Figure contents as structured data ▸
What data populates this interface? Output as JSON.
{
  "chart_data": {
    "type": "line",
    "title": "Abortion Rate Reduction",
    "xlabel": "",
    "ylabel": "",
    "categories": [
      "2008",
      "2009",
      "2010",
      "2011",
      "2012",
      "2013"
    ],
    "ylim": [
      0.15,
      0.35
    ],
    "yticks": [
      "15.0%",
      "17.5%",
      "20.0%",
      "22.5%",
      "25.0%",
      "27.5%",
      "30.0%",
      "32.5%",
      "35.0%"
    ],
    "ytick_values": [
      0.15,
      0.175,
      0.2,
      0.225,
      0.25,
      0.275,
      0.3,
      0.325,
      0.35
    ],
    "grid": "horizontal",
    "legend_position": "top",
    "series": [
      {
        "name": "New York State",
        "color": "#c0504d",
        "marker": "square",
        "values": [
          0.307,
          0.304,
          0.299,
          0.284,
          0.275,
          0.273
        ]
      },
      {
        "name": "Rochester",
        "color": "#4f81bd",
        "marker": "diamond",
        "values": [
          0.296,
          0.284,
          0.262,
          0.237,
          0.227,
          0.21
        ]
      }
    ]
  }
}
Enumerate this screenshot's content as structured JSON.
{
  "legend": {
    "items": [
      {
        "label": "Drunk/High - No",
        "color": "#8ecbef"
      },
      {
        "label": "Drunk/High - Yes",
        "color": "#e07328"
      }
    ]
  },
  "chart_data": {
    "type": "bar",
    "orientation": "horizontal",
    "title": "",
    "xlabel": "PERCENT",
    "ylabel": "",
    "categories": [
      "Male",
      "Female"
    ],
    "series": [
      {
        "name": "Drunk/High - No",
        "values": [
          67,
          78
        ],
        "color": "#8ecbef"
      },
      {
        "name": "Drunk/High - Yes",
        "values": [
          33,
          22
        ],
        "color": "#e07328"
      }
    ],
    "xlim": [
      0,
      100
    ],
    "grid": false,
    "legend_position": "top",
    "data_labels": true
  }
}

* * *

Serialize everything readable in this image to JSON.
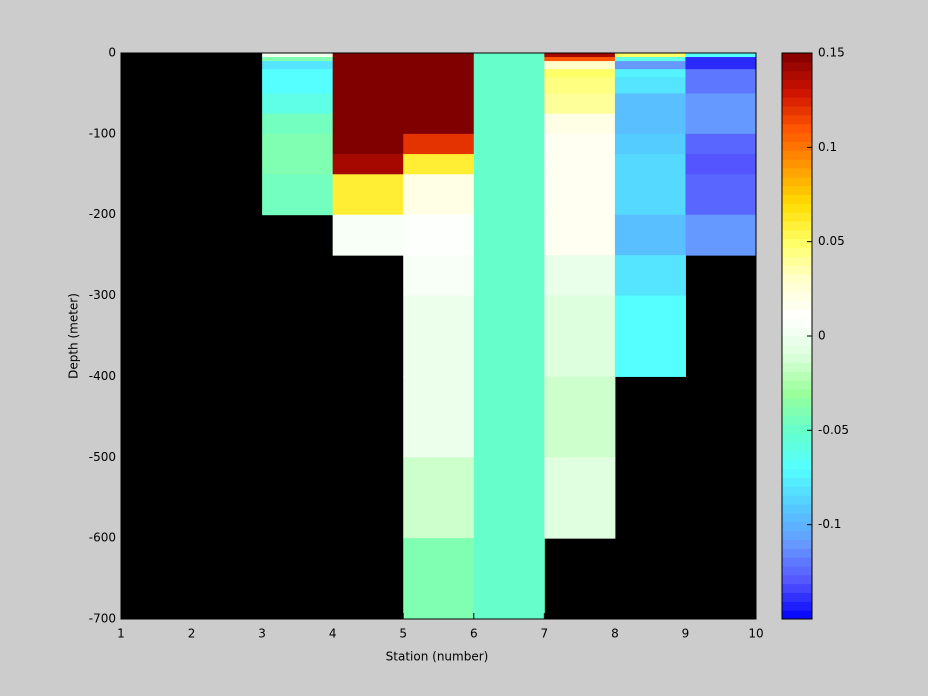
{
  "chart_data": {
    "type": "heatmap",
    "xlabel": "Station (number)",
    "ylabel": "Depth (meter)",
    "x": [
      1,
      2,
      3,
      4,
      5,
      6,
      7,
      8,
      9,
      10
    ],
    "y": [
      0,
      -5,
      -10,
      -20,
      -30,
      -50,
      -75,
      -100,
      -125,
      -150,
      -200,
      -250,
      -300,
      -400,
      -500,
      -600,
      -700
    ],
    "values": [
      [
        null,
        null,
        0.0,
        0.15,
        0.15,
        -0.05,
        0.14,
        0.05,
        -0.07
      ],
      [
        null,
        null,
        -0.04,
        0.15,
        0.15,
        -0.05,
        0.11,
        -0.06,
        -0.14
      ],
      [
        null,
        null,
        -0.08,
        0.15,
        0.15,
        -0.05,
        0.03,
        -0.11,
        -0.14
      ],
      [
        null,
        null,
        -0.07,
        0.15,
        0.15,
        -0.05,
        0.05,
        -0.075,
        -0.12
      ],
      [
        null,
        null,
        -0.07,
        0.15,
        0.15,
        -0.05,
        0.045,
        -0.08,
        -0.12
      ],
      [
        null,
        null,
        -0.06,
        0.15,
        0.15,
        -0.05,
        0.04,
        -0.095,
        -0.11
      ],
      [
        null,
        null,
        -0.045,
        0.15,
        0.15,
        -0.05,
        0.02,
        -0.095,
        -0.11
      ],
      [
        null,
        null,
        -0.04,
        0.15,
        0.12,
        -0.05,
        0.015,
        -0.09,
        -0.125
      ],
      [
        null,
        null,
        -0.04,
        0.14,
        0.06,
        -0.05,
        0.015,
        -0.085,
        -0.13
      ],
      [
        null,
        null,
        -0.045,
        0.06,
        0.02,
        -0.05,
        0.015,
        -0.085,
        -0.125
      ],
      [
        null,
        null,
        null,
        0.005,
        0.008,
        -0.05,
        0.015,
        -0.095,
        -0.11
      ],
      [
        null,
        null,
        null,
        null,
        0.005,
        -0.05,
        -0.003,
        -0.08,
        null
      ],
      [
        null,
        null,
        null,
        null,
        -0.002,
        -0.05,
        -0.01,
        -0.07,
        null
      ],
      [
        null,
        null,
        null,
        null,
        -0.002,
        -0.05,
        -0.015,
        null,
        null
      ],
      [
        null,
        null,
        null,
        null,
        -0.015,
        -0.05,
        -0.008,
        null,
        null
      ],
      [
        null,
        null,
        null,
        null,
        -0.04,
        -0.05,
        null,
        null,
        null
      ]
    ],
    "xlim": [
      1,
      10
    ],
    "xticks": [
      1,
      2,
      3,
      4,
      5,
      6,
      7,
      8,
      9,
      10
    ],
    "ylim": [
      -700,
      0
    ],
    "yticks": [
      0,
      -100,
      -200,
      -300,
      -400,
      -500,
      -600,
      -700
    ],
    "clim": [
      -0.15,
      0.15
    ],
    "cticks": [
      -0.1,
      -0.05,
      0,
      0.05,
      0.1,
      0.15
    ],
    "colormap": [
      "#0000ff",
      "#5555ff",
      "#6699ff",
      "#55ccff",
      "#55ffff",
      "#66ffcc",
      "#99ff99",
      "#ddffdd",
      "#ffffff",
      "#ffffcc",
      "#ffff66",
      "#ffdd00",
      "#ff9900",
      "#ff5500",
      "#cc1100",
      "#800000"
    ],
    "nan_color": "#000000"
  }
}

YOUR GOAL ▸ Where a line of the material above holds the string "xlabel", copy that line.

ANSWER ▸
    "xlabel": "",
    "xlabel": "PERCENT",
    "xlabel": "Station (number)",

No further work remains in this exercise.